Input material >>
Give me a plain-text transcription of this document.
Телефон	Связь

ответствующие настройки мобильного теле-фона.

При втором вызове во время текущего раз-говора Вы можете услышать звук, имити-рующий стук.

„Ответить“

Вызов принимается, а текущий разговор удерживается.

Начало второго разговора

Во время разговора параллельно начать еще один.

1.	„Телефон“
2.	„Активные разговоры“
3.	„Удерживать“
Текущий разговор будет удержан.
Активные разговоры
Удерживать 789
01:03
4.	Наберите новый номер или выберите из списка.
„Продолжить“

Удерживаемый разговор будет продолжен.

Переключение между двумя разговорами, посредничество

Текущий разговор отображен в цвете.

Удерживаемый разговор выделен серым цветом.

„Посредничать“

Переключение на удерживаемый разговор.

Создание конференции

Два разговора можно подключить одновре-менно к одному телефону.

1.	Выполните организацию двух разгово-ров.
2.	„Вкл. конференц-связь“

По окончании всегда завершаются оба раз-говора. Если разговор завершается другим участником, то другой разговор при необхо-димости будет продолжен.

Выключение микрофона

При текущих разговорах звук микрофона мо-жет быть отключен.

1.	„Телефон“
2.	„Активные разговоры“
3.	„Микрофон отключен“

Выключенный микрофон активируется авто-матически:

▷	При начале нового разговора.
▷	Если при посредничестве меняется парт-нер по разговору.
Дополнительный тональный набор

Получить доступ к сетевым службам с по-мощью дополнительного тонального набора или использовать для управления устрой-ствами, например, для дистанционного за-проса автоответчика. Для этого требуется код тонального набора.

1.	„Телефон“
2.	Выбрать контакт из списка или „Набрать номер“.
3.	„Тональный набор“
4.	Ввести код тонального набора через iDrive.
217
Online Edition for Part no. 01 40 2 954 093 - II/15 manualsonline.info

What is needed >>
Copy every line of the records word for word.

Exercise output >>
Give me a plain-text transcription of this document.
Телефон	Связь

ответствующие настройки мобильного теле-фона.

При втором вызове во время текущего раз-говора Вы можете услышать звук, имити-рующий стук.

„Ответить“

Вызов принимается, а текущий разговор удерживается.

Начало второго разговора

Во время разговора параллельно начать еще один.

1.	„Телефон“
2.	„Активные разговоры“
3.	„Удерживать“
Текущий разговор будет удержан.
Активные разговоры
Удерживать 789
01:03
4.	Наберите новый номер или выберите из списка.
„Продолжить“

Удерживаемый разговор будет продолжен.

Переключение между двумя разговорами, посредничество

Текущий разговор отображен в цвете.

Удерживаемый разговор выделен серым цветом.

„Посредничать“

Переключение на удерживаемый разговор.

Создание конференции

Два разговора можно подключить одновре-менно к одному телефону.

1.	Выполните организацию двух разгово-ров.
2.	„Вкл. конференц-связь“

По окончании всегда завершаются оба раз-говора. Если разговор завершается другим участником, то другой разговор при необхо-димости будет продолжен.

Выключение микрофона

При текущих разговорах звук микрофона мо-жет быть отключен.

1.	„Телефон“
2.	„Активные разговоры“
3.	„Микрофон отключен“

Выключенный микрофон активируется авто-матически:

▷	При начале нового разговора.
▷	Если при посредничестве меняется парт-нер по разговору.
Дополнительный тональный набор

Получить доступ к сетевым службам с по-мощью дополнительного тонального набора или использовать для управления устрой-ствами, например, для дистанционного за-проса автоответчика. Для этого требуется код тонального набора.

1.	„Телефон“
2.	Выбрать контакт из списка или „Набрать номер“.
3.	„Тональный набор“
4.	Ввести код тонального набора через iDrive.
217
Online Edition for Part no. 01 40 2 954 093 - II/15 manualsonline.info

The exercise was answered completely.